### Exercise brief
For the listing underneath, give the count of lines containing the string "статьи" and nothing further.

-- Begin Extracted entries --

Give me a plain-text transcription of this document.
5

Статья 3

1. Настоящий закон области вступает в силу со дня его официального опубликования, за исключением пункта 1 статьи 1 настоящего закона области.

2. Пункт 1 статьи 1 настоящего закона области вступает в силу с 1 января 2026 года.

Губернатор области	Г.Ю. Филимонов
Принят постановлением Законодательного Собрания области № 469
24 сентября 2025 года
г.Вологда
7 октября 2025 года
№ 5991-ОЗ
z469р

-- End Extracted entries --

### Solution for this exercise
2